[Stored data]

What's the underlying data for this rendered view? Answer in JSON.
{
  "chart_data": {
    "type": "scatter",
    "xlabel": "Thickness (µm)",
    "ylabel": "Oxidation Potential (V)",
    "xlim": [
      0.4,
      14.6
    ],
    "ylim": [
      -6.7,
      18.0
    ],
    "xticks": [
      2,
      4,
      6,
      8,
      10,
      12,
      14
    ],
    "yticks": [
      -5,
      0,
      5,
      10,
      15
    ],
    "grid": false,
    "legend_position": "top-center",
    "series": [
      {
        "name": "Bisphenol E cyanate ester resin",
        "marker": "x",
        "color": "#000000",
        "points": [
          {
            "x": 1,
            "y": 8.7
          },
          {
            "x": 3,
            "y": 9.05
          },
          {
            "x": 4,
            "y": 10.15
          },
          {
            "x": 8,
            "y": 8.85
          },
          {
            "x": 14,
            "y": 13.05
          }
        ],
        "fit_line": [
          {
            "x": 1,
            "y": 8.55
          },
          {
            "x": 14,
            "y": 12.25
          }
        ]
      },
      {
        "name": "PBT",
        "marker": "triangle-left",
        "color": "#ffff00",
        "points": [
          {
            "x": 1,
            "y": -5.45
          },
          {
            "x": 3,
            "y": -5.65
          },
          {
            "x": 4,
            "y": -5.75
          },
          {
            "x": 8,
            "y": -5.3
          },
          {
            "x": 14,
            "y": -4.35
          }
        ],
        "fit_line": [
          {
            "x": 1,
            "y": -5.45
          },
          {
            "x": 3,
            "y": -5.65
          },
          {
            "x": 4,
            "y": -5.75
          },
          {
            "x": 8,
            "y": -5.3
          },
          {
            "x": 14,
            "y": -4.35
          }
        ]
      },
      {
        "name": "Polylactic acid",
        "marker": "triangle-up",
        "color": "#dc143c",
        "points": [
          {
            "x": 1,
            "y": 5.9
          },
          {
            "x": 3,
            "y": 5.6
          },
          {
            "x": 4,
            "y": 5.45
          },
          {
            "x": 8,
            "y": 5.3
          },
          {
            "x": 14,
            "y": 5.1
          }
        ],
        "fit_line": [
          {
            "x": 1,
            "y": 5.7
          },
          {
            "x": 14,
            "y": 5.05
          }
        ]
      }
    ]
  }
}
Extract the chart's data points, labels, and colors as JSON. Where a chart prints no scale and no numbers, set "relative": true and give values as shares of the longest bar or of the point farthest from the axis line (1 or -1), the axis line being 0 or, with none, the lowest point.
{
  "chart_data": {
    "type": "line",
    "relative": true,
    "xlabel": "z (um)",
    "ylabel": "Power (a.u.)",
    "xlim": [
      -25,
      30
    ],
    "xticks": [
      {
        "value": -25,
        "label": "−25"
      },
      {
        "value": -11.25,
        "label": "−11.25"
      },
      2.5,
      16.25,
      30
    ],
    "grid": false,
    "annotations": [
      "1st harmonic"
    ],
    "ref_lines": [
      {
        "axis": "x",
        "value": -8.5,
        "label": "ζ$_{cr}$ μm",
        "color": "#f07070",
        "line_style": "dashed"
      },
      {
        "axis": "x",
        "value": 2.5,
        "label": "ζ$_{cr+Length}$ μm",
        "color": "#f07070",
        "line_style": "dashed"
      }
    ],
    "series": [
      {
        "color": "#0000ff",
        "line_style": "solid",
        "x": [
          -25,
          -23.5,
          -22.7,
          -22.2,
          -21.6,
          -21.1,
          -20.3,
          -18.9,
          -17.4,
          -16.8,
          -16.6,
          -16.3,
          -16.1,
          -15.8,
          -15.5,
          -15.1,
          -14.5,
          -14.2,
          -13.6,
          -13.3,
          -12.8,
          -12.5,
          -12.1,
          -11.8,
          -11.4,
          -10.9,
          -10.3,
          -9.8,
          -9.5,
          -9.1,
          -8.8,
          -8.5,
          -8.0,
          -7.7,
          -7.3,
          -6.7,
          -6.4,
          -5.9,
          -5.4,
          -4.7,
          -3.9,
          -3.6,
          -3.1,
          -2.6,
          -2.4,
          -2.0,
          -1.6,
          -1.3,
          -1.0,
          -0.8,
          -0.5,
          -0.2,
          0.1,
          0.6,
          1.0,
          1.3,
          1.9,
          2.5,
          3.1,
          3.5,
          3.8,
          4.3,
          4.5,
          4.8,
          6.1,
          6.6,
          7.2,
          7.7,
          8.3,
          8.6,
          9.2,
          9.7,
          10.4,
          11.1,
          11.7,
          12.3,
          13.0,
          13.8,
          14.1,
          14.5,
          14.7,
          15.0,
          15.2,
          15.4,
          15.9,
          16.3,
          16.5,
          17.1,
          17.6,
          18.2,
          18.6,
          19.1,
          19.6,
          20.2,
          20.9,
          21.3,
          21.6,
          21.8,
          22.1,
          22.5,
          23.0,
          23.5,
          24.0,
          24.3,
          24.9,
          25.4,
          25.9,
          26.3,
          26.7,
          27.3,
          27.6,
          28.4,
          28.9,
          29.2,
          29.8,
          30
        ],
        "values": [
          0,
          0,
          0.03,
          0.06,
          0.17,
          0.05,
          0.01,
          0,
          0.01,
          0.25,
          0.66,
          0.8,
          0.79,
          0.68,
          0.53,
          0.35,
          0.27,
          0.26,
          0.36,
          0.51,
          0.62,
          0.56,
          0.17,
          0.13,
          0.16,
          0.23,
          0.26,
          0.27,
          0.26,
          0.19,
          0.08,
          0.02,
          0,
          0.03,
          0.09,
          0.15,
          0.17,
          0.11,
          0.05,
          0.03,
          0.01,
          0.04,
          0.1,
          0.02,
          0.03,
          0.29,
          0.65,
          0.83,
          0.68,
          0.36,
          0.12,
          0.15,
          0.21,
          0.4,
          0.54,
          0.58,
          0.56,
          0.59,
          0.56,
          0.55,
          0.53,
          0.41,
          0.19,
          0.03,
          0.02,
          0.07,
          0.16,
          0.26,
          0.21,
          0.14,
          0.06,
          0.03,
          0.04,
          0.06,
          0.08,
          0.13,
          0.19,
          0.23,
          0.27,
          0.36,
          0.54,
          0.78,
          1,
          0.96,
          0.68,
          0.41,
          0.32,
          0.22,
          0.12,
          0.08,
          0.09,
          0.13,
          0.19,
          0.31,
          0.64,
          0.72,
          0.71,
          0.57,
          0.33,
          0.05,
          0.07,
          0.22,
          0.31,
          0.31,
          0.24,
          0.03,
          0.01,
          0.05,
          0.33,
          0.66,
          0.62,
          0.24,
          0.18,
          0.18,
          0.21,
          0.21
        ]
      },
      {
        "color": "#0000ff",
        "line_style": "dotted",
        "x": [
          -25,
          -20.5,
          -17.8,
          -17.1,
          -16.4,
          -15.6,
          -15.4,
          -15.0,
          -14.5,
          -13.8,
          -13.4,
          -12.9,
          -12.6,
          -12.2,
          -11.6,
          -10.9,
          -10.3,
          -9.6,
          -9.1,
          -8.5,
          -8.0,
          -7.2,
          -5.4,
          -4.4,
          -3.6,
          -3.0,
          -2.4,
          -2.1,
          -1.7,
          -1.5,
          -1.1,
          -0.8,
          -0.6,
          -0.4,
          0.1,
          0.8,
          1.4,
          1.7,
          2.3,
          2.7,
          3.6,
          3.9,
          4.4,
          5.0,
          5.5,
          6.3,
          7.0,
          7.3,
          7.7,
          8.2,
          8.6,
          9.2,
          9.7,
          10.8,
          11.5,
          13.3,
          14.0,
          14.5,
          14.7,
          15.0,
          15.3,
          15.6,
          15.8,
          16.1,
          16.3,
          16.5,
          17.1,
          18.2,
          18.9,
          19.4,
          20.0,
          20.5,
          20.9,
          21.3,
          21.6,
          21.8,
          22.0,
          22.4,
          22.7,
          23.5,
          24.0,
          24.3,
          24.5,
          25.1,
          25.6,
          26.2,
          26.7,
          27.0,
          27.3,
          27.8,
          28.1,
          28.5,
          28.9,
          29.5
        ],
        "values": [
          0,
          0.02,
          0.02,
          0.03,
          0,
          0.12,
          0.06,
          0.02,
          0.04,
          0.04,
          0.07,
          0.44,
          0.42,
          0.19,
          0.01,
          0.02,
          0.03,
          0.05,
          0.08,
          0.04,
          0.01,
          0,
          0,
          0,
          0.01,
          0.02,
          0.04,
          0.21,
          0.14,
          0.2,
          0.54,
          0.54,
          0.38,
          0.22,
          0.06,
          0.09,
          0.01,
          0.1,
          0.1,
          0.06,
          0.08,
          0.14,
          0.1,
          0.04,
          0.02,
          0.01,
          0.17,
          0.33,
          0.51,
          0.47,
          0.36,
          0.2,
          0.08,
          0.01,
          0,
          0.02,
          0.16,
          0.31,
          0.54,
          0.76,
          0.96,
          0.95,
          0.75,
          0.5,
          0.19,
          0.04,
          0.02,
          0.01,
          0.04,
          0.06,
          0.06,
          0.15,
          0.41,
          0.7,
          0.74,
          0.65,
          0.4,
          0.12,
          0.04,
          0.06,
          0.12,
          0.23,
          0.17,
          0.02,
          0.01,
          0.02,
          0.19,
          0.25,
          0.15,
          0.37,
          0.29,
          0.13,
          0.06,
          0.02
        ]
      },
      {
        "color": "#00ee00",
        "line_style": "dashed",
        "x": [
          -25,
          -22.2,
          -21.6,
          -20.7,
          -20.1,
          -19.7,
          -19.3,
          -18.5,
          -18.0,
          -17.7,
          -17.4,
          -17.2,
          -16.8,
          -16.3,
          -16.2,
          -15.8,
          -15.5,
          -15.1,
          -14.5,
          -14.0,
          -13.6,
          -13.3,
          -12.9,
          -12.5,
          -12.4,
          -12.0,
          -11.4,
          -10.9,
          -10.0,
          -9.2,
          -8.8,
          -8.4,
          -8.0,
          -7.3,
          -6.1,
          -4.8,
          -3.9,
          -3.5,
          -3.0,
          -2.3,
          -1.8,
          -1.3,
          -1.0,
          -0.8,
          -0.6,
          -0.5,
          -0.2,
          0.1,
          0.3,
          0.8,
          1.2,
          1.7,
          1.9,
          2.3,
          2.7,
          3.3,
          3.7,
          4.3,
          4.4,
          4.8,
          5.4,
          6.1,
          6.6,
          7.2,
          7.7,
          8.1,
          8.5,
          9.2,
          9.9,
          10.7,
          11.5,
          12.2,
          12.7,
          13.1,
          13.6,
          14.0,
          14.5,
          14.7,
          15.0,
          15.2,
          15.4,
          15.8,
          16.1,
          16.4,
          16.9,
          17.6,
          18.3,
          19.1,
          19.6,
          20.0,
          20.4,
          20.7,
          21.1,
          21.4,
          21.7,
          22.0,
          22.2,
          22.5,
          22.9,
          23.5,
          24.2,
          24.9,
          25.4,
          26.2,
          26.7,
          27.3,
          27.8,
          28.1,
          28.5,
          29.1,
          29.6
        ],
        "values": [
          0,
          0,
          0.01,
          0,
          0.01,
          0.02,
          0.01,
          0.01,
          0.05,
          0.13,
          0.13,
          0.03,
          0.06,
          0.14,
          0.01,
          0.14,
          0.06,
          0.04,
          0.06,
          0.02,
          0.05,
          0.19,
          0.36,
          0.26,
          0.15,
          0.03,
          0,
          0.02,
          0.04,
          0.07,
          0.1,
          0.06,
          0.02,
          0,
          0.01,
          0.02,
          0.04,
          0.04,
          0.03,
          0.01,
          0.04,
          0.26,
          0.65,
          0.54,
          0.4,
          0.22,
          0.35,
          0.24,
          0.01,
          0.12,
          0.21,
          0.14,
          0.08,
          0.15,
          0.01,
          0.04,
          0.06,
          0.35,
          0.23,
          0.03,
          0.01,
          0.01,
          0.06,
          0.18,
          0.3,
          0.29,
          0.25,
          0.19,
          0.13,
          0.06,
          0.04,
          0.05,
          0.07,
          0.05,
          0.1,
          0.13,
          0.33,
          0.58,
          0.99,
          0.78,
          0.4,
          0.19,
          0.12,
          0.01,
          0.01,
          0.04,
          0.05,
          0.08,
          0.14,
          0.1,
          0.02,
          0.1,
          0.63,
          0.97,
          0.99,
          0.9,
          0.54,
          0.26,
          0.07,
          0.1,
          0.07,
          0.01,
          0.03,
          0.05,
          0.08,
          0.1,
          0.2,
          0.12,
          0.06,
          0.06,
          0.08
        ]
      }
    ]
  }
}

What the exercise asks:
In the listing above, locate each line with "true" and copy it.

Task result:
Extract the chart's data points, labels, and colors as JSON. Where a chart prints no scale and no numbers, set "relative": true and give values as shares of the longest bar or of the point farthest from the axis line (1 or -1), the axis line being 0 or, with none, the lowest point.
    "relative": true,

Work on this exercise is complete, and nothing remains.